(Records from a collection)
━━━━━━━━━━━━━━━━

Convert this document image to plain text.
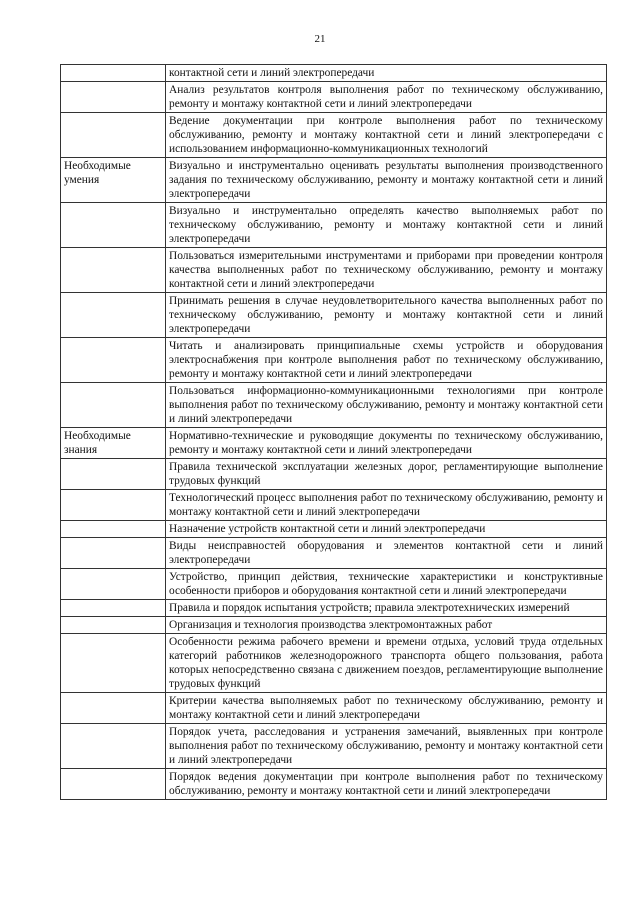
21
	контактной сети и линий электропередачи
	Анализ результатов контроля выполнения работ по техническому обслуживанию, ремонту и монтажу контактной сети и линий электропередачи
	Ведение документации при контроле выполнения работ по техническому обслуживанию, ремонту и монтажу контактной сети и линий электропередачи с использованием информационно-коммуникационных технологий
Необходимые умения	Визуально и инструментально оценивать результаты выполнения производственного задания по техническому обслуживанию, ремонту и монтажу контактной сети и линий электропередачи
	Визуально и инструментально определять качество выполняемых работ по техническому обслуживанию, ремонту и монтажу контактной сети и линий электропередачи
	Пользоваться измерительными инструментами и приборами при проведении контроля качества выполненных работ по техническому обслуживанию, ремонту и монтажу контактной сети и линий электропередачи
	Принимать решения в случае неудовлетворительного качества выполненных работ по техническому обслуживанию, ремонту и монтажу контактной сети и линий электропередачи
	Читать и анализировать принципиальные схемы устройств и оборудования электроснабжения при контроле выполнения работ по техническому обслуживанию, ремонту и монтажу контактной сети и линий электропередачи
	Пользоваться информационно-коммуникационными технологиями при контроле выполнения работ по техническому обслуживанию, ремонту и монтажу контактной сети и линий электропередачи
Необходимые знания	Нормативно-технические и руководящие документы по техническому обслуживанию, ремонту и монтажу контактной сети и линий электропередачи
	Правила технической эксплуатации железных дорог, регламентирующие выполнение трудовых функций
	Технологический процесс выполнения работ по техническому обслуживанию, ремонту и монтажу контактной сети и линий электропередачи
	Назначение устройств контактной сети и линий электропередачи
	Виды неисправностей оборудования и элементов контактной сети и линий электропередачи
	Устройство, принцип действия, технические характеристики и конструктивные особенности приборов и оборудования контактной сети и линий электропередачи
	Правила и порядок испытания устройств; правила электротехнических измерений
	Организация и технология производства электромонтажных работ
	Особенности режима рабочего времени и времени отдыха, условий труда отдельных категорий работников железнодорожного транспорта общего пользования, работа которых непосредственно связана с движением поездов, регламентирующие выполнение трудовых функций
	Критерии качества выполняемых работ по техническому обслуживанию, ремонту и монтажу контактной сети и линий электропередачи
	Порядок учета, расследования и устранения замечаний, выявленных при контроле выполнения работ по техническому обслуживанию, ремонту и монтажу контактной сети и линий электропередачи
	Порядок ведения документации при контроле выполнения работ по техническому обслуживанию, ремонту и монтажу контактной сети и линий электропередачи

━━━━━━━━━━━━━━━━

(Set exercise) Take the records above and transcribe them exactly, dropping every picture.

(Problem solution)
Convert this document image to plain text.
21
	контактной сети и линий электропередачи
	Анализ результатов контроля выполнения работ по техническому обслуживанию, ремонту и монтажу контактной сети и линий электропередачи
	Ведение документации при контроле выполнения работ по техническому обслуживанию, ремонту и монтажу контактной сети и линий электропередачи с использованием информационно-коммуникационных технологий
Необходимые умения	Визуально и инструментально оценивать результаты выполнения производственного задания по техническому обслуживанию, ремонту и монтажу контактной сети и линий электропередачи
	Визуально и инструментально определять качество выполняемых работ по техническому обслуживанию, ремонту и монтажу контактной сети и линий электропередачи
	Пользоваться измерительными инструментами и приборами при проведении контроля качества выполненных работ по техническому обслуживанию, ремонту и монтажу контактной сети и линий электропередачи
	Принимать решения в случае неудовлетворительного качества выполненных работ по техническому обслуживанию, ремонту и монтажу контактной сети и линий электропередачи
	Читать и анализировать принципиальные схемы устройств и оборудования электроснабжения при контроле выполнения работ по техническому обслуживанию, ремонту и монтажу контактной сети и линий электропередачи
	Пользоваться информационно-коммуникационными технологиями при контроле выполнения работ по техническому обслуживанию, ремонту и монтажу контактной сети и линий электропередачи
Необходимые знания	Нормативно-технические и руководящие документы по техническому обслуживанию, ремонту и монтажу контактной сети и линий электропередачи
	Правила технической эксплуатации железных дорог, регламентирующие выполнение трудовых функций
	Технологический процесс выполнения работ по техническому обслуживанию, ремонту и монтажу контактной сети и линий электропередачи
	Назначение устройств контактной сети и линий электропередачи
	Виды неисправностей оборудования и элементов контактной сети и линий электропередачи
	Устройство, принцип действия, технические характеристики и конструктивные особенности приборов и оборудования контактной сети и линий электропередачи
	Правила и порядок испытания устройств; правила электротехнических измерений
	Организация и технология производства электромонтажных работ
	Особенности режима рабочего времени и времени отдыха, условий труда отдельных категорий работников железнодорожного транспорта общего пользования, работа которых непосредственно связана с движением поездов, регламентирующие выполнение трудовых функций
	Критерии качества выполняемых работ по техническому обслуживанию, ремонту и монтажу контактной сети и линий электропередачи
	Порядок учета, расследования и устранения замечаний, выявленных при контроле выполнения работ по техническому обслуживанию, ремонту и монтажу контактной сети и линий электропередачи
	Порядок ведения документации при контроле выполнения работ по техническому обслуживанию, ремонту и монтажу контактной сети и линий электропередачи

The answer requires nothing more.